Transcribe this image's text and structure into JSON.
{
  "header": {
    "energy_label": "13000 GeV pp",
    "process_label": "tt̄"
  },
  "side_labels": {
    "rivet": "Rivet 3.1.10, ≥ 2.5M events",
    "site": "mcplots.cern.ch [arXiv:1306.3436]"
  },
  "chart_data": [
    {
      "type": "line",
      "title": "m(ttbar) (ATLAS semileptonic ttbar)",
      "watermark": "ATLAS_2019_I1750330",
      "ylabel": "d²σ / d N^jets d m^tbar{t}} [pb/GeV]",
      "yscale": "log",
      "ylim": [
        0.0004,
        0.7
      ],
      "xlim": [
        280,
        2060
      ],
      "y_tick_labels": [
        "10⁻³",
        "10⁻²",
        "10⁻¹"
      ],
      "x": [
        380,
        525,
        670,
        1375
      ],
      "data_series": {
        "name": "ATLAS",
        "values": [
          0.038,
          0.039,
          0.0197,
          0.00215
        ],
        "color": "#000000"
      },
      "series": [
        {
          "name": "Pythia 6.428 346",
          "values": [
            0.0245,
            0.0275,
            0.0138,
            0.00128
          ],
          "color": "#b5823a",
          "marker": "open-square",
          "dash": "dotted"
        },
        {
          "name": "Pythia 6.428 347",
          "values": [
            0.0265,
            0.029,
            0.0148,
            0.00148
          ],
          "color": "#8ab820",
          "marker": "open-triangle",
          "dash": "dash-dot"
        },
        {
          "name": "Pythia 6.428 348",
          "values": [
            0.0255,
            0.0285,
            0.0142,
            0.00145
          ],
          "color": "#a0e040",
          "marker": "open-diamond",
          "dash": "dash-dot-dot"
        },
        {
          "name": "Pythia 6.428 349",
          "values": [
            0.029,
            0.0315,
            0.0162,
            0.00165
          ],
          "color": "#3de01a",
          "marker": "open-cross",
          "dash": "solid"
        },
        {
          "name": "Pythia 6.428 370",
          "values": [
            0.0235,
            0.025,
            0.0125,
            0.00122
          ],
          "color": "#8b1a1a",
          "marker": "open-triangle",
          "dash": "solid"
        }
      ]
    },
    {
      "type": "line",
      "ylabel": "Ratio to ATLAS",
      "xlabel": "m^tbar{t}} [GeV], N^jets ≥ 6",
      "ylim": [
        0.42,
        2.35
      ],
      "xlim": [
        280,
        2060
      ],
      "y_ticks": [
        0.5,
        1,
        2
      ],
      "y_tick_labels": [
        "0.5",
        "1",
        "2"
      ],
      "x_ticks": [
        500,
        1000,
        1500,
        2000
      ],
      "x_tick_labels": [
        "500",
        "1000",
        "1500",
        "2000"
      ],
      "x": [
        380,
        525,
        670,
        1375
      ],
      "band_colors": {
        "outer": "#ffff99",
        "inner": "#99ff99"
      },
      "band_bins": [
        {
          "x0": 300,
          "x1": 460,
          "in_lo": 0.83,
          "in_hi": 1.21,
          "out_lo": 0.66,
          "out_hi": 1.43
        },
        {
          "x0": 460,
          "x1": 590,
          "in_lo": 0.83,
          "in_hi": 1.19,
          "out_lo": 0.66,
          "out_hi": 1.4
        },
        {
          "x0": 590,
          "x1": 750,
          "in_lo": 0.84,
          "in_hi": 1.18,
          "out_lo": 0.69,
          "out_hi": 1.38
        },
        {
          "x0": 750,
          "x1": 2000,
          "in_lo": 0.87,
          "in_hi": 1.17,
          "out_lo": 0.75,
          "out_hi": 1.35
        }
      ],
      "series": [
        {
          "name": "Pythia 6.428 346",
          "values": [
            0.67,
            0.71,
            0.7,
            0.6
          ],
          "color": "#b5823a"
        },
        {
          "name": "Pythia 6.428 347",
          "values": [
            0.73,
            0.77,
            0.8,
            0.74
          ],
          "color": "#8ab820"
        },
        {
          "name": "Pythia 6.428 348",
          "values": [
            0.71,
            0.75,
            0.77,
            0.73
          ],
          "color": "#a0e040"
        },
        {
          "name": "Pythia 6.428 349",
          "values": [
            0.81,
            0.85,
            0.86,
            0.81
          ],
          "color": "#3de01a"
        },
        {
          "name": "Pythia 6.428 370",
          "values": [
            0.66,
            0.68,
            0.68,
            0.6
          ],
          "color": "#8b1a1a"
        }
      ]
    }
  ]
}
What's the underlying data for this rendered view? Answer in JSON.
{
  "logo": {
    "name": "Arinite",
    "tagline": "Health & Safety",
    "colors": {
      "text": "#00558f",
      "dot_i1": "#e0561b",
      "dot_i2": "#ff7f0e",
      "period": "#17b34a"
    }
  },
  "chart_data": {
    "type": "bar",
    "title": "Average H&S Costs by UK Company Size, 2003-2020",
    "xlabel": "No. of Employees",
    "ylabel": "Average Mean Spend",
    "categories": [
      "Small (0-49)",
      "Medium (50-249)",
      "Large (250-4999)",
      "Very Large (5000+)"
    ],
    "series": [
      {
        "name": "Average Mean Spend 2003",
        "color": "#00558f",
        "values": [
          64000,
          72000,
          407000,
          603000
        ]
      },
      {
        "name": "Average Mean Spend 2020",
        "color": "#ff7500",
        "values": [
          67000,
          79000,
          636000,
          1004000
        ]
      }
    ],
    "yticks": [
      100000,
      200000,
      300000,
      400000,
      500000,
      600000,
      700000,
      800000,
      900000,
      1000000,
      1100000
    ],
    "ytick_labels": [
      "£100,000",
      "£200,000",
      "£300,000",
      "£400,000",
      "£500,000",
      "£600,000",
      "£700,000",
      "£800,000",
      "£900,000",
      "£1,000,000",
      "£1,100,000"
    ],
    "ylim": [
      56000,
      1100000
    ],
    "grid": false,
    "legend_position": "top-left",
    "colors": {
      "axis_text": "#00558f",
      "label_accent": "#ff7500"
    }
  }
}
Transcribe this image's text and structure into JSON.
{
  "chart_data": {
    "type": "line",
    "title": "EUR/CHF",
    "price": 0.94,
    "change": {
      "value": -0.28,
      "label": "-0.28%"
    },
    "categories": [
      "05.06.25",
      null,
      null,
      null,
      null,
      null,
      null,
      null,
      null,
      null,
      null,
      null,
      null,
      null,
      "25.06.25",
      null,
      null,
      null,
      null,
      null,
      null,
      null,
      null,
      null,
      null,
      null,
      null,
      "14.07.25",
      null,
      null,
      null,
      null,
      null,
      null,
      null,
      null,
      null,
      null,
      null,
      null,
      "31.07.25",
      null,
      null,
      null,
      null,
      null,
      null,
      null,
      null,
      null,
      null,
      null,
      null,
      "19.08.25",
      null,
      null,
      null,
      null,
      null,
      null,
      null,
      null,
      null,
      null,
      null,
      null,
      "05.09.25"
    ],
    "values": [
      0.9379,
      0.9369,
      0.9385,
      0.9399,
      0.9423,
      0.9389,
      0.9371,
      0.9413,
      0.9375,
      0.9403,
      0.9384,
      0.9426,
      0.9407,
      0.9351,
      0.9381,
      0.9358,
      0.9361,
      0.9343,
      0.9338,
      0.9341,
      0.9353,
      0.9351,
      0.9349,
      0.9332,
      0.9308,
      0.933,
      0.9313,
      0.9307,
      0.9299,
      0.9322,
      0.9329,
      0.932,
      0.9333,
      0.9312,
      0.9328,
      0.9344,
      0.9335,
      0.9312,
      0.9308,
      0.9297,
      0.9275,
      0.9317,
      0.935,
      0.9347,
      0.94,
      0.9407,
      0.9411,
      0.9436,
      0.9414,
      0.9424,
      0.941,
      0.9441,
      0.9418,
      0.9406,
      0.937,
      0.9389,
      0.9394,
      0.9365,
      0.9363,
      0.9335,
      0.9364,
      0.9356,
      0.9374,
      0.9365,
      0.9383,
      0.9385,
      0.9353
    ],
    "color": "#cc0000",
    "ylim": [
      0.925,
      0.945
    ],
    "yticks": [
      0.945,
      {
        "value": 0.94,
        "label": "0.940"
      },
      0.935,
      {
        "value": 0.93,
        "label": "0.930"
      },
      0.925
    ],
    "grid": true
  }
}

#### Task brief
How many lines in these records hold the string "Spend"? Reply with the number alone.

#### Worked solution
3